◆ Exercise details
List all lines of the data containing the word "screenshot".
-- START OF Given records --
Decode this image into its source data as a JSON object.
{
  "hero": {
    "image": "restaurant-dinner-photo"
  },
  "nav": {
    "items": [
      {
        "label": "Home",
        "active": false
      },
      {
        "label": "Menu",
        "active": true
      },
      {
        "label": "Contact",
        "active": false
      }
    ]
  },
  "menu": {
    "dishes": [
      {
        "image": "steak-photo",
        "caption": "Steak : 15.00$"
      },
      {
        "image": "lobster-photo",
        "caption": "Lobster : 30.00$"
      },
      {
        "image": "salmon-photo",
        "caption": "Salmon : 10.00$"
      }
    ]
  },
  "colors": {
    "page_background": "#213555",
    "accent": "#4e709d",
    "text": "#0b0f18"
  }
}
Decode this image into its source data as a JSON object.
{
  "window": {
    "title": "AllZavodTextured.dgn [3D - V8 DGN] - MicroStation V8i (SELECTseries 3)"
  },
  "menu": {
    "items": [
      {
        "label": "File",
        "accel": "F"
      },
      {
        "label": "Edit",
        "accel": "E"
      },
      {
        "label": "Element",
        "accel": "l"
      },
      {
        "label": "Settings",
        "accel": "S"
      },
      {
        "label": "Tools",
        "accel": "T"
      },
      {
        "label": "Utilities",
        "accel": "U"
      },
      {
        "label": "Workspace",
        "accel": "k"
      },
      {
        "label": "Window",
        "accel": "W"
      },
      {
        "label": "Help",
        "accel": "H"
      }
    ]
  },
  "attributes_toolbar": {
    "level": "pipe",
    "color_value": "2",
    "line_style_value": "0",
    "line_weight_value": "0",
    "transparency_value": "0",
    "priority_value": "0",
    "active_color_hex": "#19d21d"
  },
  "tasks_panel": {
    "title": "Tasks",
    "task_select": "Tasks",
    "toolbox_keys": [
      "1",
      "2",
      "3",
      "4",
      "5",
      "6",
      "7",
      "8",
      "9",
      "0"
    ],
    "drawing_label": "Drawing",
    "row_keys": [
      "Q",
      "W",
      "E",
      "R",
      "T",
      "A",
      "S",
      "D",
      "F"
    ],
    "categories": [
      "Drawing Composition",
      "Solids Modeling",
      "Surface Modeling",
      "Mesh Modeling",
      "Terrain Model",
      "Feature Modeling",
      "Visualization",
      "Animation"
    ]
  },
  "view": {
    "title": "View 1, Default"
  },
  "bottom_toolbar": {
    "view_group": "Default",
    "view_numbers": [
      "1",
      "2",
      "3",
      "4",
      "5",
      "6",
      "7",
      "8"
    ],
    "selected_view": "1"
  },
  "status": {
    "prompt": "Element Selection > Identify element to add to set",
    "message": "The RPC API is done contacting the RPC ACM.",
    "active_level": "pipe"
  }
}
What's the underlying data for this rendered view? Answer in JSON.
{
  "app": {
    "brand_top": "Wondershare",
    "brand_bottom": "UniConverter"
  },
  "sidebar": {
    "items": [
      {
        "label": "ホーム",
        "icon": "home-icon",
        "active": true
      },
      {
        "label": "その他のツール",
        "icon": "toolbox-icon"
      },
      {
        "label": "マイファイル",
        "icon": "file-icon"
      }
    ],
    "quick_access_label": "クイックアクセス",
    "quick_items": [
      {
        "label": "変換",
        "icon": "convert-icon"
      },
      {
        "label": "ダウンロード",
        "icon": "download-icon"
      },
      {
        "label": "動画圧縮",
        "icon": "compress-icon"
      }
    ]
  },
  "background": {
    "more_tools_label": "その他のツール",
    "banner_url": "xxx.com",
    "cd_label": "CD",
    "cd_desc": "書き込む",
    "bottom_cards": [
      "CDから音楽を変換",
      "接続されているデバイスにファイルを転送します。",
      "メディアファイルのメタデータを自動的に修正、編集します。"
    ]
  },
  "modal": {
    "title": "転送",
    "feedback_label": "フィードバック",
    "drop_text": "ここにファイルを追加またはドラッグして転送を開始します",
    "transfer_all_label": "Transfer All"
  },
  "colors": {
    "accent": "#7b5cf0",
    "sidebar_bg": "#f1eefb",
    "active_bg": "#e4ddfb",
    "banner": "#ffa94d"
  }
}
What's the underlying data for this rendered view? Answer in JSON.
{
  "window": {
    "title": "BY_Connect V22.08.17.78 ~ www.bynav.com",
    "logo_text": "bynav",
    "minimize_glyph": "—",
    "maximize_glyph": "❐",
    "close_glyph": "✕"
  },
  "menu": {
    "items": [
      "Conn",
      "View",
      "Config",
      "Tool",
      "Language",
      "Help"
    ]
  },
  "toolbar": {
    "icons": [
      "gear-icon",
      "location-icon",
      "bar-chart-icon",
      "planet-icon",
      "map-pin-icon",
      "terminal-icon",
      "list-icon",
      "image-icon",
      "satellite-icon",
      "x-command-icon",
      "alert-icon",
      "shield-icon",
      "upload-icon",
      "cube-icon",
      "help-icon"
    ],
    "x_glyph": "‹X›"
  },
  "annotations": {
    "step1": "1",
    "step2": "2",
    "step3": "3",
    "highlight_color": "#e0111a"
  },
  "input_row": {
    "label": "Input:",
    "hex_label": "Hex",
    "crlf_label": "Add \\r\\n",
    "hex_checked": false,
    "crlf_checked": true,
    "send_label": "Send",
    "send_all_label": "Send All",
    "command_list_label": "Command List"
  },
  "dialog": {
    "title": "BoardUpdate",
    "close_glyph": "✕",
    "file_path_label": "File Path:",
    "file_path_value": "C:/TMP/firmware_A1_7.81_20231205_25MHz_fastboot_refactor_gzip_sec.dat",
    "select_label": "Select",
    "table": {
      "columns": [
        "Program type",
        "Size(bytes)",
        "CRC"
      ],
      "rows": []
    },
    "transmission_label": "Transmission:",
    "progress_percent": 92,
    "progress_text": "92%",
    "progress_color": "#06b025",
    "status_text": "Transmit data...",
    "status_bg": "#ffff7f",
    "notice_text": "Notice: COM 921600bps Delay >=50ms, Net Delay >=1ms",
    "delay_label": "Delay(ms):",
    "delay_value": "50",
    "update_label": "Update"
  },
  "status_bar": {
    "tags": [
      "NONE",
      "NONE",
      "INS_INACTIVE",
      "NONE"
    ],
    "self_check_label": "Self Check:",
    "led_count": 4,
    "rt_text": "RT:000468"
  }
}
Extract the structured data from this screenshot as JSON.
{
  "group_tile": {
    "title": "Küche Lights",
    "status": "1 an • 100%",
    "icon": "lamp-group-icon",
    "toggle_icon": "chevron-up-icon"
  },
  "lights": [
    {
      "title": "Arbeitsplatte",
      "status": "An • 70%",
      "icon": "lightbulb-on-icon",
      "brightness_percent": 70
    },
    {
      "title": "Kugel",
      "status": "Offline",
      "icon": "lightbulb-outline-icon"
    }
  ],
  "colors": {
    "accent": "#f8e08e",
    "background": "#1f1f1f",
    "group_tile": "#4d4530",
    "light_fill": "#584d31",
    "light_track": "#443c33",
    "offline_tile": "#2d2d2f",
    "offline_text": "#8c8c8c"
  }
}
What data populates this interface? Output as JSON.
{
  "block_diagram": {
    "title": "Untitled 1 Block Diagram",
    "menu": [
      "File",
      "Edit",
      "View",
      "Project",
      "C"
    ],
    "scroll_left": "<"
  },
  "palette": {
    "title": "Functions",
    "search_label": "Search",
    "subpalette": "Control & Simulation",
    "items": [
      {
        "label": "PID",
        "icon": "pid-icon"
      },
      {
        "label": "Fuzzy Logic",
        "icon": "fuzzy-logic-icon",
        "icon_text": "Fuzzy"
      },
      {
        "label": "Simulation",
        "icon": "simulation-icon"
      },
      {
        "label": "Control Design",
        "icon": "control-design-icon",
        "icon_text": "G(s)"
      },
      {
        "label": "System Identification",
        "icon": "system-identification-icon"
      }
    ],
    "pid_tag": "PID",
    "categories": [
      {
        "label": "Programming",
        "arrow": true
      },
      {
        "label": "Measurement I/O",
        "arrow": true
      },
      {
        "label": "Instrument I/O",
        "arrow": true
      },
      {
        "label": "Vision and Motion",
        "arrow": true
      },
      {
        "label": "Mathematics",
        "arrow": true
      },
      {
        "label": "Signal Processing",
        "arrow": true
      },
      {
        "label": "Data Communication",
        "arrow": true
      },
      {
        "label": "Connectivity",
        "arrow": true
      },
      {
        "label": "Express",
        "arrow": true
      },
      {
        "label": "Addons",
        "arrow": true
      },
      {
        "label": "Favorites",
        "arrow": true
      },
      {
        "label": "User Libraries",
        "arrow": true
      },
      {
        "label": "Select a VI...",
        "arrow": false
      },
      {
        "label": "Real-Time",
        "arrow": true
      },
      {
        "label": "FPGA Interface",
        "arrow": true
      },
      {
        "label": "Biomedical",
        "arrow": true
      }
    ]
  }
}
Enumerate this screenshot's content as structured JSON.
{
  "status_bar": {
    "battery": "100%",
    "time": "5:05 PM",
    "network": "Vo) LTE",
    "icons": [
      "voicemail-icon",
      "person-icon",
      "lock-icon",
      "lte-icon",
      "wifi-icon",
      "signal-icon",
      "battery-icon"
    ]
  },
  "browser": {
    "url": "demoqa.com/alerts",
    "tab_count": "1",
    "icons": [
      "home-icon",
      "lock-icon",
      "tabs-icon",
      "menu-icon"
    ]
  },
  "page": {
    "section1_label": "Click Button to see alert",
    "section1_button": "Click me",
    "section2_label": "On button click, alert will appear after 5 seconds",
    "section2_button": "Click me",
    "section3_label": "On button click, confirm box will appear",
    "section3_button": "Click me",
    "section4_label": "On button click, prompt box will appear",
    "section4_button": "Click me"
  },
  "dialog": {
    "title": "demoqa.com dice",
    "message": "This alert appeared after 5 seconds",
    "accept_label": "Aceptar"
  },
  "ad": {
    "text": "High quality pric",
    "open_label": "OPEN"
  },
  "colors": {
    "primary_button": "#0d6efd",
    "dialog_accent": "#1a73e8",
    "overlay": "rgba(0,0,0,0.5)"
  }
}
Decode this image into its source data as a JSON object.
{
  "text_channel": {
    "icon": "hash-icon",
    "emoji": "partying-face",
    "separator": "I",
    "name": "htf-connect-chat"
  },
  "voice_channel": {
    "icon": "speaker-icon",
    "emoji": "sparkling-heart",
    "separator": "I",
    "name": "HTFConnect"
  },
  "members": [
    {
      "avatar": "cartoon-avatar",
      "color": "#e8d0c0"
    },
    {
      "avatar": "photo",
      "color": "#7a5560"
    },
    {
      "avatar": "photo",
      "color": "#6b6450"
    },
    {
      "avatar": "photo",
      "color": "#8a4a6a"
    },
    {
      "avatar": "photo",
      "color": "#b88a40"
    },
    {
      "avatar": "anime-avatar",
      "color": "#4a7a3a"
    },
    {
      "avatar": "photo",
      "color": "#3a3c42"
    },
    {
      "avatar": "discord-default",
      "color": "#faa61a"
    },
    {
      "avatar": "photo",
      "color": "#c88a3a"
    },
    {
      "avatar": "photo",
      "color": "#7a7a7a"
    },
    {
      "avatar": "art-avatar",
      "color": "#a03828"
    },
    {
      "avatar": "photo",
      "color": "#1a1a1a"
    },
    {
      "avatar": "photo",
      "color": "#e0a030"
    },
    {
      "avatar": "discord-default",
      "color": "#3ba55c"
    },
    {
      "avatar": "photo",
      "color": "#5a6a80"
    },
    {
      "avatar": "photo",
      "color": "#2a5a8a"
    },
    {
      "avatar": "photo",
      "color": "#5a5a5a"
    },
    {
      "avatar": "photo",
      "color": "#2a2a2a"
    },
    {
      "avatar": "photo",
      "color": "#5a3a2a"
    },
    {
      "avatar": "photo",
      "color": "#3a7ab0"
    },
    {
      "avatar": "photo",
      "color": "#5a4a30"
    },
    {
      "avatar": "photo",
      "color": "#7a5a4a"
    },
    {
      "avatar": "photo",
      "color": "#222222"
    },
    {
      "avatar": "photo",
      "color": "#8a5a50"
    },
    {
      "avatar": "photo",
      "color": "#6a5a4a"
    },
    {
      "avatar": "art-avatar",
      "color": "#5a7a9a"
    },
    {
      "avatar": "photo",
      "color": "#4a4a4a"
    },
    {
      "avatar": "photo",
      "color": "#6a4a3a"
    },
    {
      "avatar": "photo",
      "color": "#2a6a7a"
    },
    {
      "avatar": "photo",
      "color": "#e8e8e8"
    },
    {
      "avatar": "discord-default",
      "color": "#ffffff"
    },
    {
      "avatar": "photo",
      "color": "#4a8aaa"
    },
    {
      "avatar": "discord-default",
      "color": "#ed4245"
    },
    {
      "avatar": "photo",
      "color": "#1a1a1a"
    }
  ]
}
-- END OF Given records --
◆ Problem solution
Extract the structured data from this screenshot as JSON.
Enumerate this screenshot's content as structured JSON.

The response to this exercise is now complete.